To be done
Give only the number of lines that hold the word "Расстояние".
-- begin --
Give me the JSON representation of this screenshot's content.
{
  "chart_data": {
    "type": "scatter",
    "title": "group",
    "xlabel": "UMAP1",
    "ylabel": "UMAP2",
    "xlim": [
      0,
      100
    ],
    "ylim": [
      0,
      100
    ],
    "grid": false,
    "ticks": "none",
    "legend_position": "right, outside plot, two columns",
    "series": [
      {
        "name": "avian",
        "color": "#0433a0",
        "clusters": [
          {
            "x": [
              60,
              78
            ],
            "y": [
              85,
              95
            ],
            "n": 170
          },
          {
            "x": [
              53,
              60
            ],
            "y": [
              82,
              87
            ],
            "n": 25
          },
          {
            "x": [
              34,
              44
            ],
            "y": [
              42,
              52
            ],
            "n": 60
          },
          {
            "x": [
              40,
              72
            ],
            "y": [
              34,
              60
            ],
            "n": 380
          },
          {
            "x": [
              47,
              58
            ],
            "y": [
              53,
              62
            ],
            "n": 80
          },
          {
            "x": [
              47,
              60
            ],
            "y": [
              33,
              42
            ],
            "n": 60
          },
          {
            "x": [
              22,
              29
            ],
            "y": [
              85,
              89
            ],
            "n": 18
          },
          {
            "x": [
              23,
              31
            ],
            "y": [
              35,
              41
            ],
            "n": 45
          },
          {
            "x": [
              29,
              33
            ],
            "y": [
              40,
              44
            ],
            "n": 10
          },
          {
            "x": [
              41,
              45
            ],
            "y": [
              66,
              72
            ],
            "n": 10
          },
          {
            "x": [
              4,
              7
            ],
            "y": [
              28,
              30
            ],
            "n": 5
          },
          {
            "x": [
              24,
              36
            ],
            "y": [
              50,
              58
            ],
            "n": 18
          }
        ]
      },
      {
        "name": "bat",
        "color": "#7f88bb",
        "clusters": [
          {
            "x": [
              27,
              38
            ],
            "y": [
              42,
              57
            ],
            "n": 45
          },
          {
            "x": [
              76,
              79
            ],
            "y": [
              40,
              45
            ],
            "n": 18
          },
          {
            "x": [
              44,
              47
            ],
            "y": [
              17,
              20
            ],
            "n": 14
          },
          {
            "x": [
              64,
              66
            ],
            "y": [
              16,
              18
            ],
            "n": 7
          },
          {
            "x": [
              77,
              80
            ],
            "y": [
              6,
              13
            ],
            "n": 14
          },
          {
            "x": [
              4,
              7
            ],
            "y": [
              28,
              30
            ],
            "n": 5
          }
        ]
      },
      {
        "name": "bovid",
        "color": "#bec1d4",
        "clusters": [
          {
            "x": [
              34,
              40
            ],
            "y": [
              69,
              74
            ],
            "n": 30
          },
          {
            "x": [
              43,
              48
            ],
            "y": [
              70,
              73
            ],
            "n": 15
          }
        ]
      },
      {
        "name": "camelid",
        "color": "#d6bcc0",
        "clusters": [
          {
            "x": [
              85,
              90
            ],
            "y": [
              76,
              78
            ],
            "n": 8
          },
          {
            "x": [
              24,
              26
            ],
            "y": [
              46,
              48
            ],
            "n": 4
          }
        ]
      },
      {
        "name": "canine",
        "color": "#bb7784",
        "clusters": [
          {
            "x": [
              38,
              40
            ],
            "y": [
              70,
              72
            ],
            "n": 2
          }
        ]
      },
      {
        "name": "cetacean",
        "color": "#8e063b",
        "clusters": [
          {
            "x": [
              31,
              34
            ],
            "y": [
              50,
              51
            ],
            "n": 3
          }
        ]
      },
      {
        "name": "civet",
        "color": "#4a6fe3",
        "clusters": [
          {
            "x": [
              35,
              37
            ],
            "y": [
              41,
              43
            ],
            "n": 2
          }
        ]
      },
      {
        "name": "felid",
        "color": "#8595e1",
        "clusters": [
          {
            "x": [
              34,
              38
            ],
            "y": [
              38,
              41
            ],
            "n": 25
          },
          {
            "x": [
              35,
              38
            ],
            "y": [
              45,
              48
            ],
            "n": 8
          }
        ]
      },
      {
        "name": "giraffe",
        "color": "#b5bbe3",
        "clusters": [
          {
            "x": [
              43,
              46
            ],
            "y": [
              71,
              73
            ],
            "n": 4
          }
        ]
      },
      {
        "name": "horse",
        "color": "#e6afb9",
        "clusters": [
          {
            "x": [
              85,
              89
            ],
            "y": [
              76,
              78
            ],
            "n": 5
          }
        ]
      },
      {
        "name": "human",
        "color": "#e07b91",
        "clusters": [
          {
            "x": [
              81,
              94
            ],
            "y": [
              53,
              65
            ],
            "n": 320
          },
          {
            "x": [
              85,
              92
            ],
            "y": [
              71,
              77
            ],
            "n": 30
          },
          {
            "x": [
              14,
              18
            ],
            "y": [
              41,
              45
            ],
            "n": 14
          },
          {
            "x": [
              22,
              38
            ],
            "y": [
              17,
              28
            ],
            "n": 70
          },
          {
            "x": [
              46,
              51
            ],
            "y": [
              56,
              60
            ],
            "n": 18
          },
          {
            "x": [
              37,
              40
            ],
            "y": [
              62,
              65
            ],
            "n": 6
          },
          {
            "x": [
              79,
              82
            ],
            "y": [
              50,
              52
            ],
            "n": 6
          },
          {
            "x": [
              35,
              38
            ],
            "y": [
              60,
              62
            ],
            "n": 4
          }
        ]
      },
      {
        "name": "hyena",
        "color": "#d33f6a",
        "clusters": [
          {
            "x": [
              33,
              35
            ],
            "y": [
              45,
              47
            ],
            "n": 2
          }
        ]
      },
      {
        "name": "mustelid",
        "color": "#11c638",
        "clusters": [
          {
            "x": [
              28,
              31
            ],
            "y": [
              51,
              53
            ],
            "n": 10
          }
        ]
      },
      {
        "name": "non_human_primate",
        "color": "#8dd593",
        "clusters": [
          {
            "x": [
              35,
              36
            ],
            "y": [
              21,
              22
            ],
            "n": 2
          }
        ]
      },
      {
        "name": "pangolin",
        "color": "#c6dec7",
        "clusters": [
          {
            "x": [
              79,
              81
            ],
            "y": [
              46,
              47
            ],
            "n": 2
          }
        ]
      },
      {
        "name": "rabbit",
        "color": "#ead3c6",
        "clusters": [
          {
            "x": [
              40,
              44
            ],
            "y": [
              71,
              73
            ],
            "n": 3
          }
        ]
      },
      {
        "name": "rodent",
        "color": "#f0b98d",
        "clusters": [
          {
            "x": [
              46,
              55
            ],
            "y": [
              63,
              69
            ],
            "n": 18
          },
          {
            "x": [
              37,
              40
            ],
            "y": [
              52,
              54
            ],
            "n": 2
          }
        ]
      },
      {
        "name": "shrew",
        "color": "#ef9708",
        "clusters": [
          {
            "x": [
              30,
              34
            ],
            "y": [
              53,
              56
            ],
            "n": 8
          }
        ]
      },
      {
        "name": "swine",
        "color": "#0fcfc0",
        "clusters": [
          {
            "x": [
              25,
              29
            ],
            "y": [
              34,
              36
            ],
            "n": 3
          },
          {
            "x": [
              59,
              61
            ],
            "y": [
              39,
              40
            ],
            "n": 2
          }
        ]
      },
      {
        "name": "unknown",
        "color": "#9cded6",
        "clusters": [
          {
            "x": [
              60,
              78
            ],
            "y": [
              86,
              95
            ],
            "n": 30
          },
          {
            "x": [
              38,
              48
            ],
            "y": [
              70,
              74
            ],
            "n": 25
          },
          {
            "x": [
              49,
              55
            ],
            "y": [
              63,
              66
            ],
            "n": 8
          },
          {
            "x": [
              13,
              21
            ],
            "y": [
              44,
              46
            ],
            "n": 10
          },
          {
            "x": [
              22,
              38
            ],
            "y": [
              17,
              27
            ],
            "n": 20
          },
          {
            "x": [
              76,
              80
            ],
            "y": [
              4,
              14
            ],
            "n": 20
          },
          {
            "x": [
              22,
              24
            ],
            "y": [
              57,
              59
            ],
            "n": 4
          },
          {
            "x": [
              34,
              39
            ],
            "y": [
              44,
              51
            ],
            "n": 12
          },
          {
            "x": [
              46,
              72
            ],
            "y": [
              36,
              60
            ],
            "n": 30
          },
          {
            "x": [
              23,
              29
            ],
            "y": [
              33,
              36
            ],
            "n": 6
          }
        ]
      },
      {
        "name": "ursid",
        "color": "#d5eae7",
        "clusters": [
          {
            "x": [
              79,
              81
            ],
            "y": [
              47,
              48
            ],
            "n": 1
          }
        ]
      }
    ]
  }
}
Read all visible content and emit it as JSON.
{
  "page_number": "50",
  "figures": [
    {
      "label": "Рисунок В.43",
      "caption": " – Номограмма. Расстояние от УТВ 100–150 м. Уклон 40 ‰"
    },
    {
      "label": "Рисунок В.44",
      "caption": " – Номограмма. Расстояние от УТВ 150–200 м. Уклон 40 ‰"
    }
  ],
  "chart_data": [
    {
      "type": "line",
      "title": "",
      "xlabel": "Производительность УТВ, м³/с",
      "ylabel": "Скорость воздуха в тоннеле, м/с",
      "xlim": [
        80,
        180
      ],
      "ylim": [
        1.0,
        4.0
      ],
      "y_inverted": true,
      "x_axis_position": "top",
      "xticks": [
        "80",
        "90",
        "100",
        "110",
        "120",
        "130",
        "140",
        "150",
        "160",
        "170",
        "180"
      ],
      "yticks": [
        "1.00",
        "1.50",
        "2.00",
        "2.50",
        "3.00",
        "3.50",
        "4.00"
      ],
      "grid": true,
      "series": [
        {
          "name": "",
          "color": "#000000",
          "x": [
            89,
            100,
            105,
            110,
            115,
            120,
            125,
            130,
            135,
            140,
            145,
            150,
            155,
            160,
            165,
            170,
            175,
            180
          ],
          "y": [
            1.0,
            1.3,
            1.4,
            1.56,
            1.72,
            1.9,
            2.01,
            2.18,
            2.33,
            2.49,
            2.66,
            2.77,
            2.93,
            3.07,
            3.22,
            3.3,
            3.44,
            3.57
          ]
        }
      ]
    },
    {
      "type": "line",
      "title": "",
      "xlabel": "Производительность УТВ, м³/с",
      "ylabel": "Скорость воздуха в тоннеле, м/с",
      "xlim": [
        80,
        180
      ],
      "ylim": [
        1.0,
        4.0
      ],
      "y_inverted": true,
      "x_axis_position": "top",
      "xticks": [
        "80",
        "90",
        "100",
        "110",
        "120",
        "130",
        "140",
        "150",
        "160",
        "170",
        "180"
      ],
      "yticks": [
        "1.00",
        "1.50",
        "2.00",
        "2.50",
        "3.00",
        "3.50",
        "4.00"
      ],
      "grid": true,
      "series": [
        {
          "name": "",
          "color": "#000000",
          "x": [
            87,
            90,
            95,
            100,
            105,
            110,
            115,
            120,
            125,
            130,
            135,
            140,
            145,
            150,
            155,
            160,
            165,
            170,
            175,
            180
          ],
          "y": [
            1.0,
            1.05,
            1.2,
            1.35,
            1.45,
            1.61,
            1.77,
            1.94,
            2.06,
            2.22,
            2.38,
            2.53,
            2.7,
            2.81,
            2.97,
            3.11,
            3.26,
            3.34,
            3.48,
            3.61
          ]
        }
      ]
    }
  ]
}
-- end --
Solution
2